Do this ▸ What is the number of lines containing the string "JSON"? Answer with the number only.

[Rows from a figure dataset]
=====

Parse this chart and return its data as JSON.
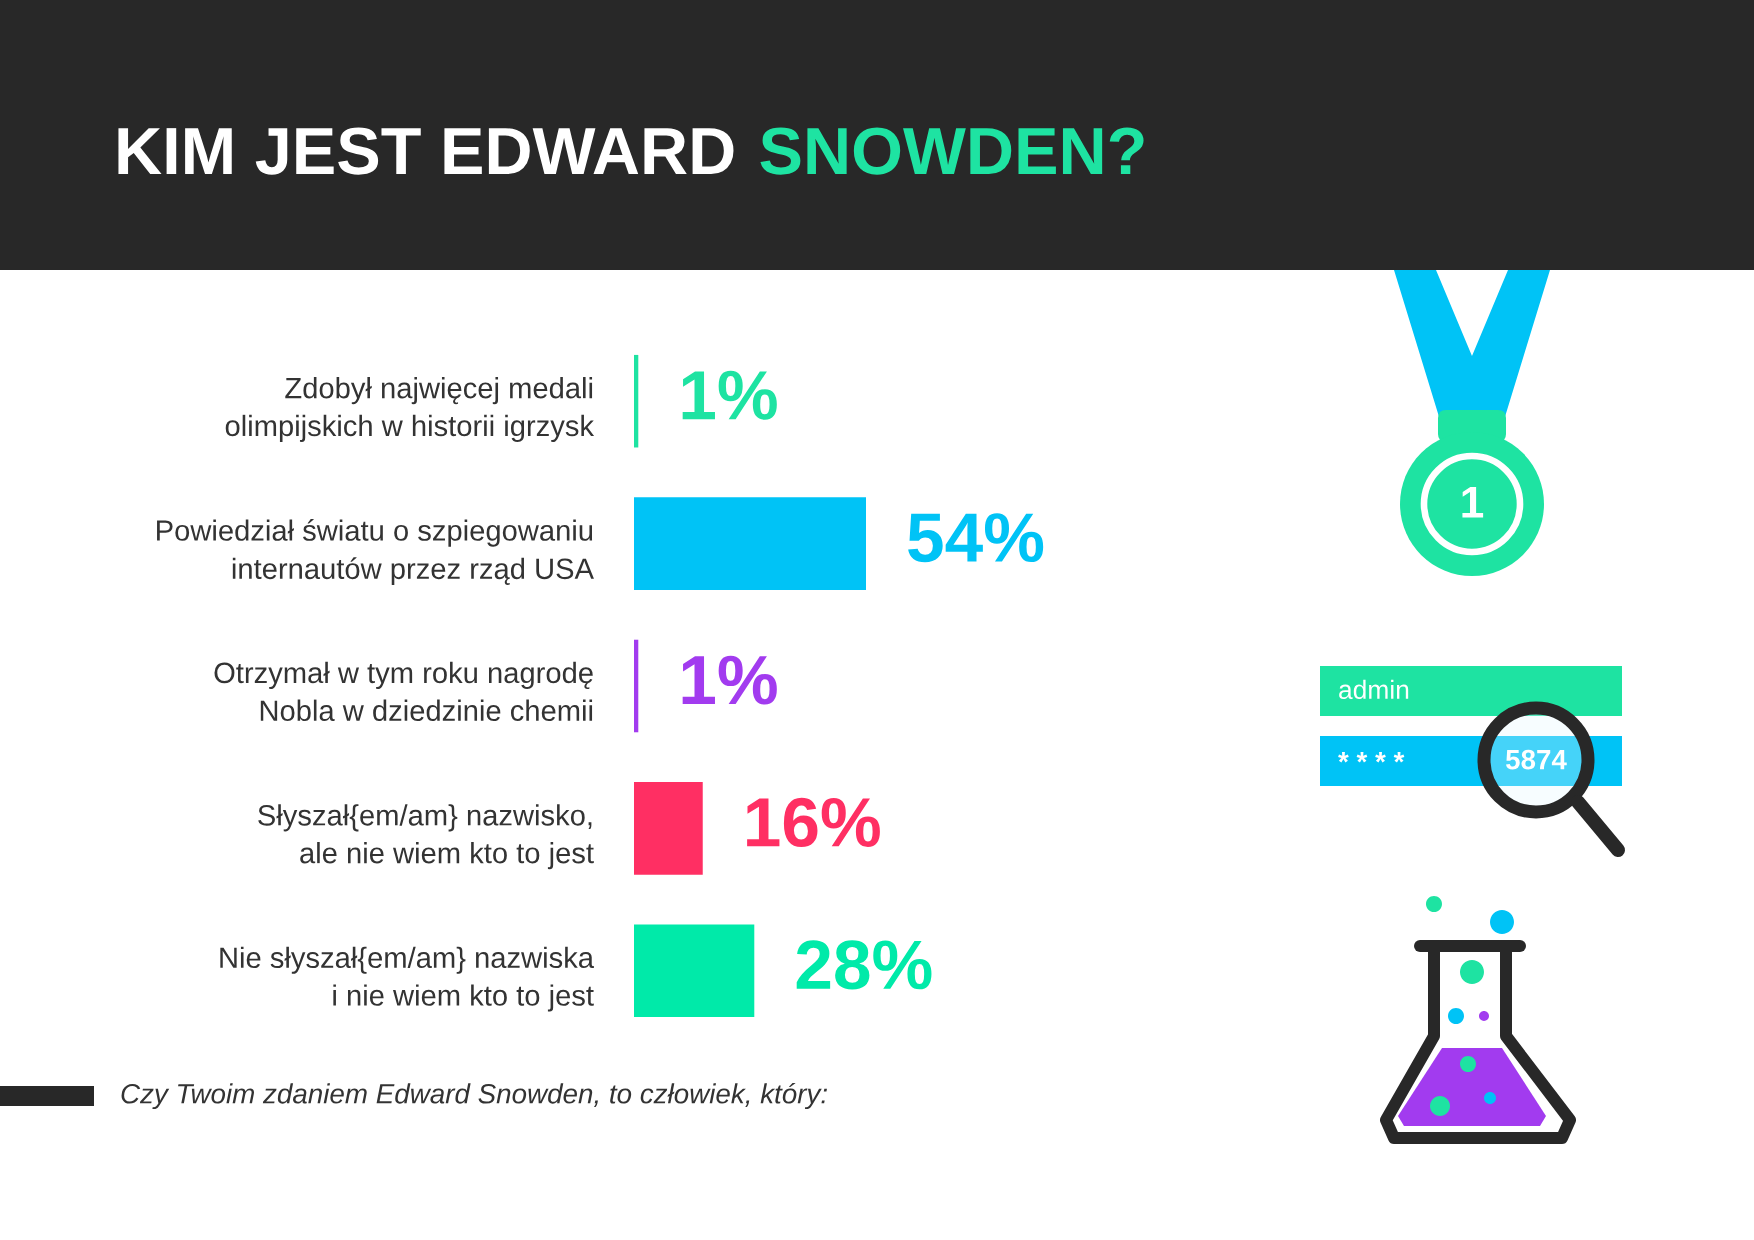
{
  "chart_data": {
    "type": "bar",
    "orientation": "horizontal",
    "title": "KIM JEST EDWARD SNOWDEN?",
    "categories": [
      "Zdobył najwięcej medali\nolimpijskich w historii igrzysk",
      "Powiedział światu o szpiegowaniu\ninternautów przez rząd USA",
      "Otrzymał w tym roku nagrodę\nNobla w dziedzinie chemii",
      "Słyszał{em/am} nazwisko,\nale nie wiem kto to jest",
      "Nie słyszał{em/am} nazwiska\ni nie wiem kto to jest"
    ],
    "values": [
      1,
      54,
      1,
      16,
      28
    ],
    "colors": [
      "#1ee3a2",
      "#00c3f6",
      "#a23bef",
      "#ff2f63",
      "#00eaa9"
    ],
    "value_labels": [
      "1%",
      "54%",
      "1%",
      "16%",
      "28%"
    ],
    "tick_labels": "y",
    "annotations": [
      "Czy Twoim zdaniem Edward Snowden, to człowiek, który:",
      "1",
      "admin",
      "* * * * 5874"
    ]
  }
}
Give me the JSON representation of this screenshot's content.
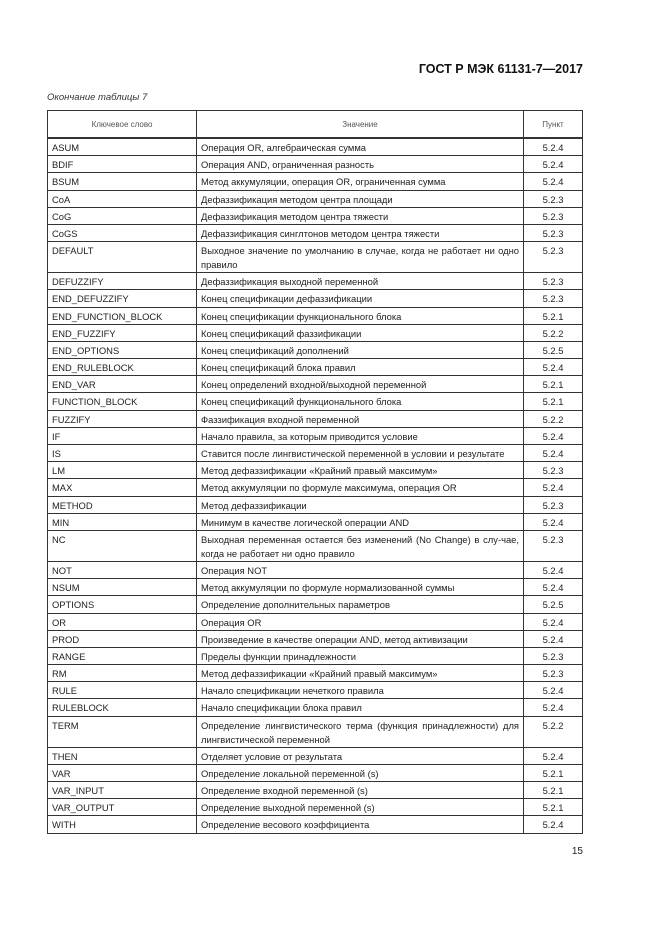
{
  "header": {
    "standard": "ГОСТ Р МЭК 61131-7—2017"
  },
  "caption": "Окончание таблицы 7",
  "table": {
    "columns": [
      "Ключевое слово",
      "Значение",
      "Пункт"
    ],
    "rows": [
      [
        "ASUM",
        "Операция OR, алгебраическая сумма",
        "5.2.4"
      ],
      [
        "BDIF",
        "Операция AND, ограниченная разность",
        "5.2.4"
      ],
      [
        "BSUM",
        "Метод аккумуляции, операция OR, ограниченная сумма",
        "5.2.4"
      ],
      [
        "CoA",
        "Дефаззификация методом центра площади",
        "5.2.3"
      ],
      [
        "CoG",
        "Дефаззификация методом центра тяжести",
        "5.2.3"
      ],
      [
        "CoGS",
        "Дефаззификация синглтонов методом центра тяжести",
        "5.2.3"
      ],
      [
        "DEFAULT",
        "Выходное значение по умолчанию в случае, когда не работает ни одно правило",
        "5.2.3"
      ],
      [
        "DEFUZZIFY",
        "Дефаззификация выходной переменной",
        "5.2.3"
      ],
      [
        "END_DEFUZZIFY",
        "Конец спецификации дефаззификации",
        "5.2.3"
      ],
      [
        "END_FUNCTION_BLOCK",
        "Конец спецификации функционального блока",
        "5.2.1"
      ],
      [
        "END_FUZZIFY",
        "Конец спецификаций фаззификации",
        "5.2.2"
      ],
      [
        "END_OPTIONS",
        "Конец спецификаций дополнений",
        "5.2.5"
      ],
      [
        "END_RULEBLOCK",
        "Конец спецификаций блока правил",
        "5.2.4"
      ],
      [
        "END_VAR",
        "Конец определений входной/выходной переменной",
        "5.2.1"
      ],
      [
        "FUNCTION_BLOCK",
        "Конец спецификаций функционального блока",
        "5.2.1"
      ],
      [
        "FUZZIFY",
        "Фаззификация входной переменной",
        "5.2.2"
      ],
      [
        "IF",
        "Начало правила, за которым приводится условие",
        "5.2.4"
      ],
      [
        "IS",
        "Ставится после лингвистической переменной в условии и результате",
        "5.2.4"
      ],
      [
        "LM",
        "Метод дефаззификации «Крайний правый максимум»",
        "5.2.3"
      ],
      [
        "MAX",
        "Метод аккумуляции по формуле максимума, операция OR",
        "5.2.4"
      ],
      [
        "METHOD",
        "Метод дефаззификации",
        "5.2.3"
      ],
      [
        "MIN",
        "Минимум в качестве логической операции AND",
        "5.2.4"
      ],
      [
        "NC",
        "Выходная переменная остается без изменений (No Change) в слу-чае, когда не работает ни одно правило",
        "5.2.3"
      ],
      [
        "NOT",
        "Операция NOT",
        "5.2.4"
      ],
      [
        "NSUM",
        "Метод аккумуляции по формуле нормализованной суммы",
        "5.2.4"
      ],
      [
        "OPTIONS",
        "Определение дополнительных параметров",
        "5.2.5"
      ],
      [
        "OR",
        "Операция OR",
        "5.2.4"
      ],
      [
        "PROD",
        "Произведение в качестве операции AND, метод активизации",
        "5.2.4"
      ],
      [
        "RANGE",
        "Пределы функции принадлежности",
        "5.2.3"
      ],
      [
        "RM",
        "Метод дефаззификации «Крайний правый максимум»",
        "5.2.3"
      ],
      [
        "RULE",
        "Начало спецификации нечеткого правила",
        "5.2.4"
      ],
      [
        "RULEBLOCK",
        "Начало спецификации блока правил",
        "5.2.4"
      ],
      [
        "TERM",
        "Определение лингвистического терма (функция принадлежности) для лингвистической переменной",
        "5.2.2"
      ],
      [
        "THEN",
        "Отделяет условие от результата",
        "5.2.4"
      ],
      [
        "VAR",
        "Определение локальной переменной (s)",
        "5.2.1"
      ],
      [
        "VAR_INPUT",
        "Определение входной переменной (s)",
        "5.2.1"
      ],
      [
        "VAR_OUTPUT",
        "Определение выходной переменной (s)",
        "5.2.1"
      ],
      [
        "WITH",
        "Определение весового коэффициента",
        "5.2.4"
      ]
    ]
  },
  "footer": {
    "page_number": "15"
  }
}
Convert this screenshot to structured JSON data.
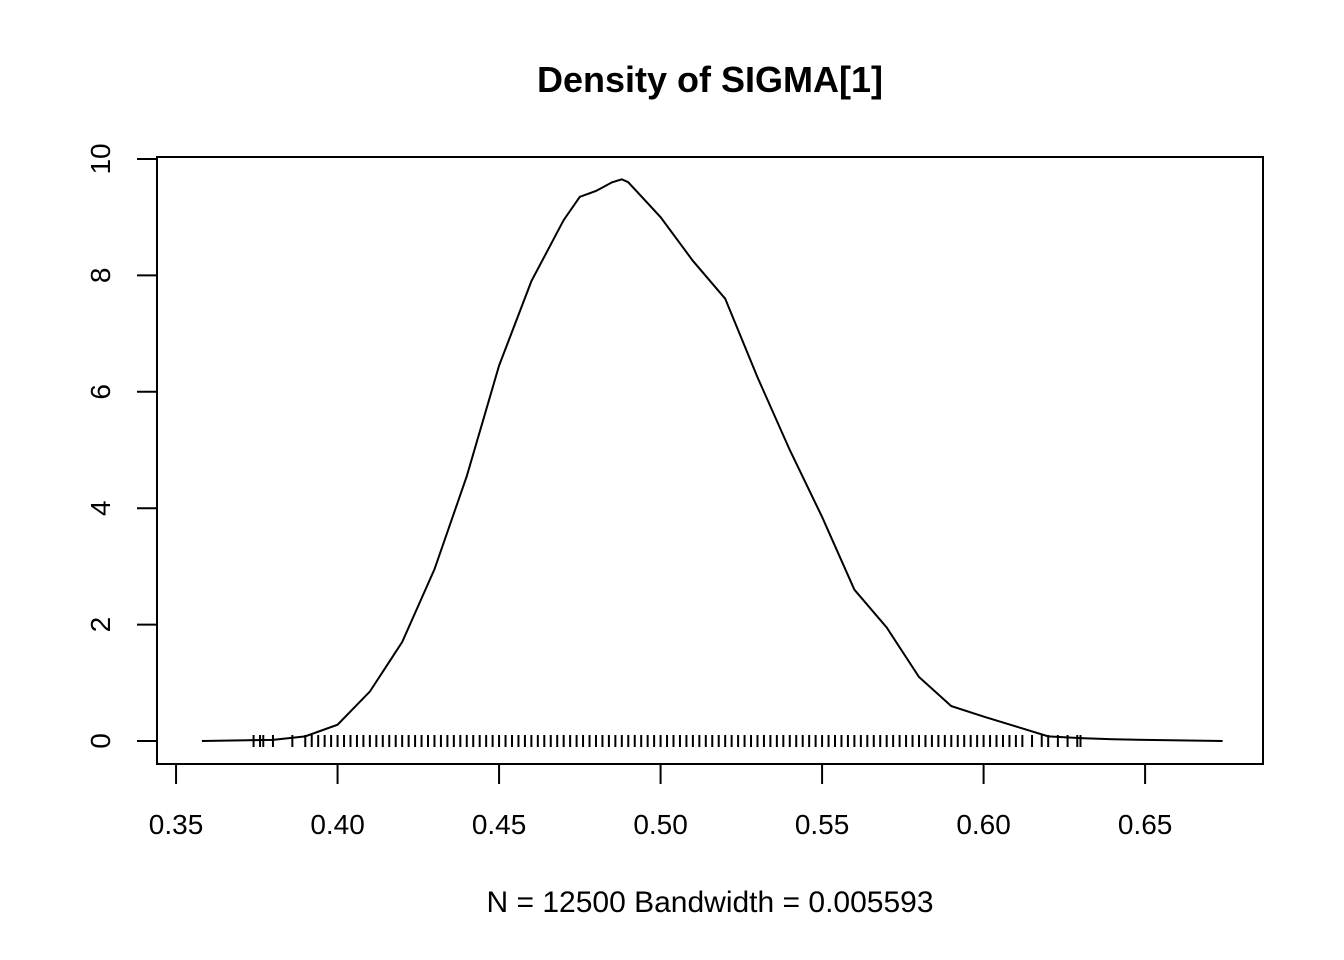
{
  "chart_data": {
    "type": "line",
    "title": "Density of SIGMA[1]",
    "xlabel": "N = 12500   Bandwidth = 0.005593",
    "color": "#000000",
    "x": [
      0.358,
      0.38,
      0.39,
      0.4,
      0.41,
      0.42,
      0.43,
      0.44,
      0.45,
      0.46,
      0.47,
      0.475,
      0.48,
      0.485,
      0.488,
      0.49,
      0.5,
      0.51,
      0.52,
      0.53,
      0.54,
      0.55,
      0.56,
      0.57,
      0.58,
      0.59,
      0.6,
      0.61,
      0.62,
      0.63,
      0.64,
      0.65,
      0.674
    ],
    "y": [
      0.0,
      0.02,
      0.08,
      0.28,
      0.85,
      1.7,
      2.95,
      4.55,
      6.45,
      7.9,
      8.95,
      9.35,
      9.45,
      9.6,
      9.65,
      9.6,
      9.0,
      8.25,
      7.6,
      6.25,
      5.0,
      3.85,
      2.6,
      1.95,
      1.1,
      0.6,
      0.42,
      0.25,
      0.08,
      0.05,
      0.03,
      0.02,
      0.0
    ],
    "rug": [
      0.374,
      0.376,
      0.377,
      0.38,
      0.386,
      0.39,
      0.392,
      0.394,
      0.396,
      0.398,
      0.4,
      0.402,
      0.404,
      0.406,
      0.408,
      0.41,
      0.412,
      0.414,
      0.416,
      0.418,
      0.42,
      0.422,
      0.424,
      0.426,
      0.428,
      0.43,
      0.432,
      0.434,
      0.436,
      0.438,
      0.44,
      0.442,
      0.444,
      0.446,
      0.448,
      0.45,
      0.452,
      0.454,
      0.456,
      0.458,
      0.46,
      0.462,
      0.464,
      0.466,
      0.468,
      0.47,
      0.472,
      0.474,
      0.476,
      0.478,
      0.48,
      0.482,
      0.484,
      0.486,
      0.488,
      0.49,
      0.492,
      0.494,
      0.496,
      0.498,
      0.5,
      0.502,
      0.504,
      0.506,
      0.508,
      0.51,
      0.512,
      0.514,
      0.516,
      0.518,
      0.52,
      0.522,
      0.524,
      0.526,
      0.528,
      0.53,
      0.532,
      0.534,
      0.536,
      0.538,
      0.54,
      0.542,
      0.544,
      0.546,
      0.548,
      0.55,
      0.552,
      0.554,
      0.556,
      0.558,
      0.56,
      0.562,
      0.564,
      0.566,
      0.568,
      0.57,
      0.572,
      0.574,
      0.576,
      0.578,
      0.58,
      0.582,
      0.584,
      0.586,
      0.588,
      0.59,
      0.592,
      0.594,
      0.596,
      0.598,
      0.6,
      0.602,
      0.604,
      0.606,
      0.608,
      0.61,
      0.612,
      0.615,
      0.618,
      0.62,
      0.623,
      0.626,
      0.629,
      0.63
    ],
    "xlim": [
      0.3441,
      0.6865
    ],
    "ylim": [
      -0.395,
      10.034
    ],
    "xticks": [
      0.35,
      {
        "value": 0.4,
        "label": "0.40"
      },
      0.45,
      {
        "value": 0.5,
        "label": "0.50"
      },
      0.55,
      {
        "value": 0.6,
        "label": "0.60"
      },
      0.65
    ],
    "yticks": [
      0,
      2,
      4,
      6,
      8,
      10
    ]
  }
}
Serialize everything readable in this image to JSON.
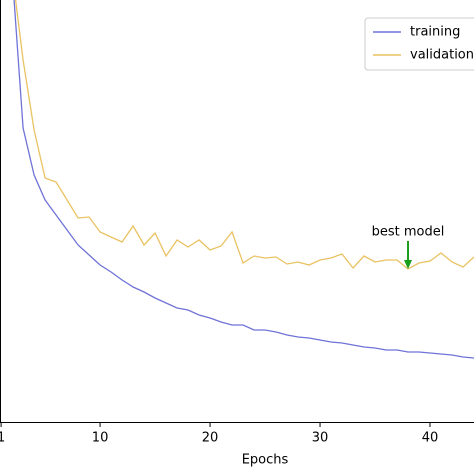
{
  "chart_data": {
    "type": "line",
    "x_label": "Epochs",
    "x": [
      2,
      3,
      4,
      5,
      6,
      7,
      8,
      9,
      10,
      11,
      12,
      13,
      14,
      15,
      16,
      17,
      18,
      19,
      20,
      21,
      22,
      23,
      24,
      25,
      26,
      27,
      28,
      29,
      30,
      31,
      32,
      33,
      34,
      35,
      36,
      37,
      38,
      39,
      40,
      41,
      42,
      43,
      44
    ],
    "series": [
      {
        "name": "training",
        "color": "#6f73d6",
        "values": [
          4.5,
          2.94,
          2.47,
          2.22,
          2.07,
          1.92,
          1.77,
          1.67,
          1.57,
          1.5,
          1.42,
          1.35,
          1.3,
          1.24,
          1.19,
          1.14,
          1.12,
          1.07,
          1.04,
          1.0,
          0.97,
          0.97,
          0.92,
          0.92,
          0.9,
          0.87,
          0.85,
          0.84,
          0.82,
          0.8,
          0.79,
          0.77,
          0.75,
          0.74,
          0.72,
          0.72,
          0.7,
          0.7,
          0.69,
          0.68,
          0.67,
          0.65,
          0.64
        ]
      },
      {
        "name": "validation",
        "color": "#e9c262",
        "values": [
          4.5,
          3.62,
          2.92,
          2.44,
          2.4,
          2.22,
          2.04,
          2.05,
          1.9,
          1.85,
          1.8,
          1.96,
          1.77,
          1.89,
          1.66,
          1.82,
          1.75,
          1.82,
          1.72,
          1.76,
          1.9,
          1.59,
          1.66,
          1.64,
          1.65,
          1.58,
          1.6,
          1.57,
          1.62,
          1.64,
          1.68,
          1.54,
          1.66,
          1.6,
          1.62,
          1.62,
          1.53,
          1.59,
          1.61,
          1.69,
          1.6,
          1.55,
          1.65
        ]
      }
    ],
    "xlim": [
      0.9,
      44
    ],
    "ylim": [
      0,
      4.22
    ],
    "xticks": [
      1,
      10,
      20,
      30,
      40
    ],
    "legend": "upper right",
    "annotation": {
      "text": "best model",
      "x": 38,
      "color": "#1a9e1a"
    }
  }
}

=====

Exercise answer ▸ 4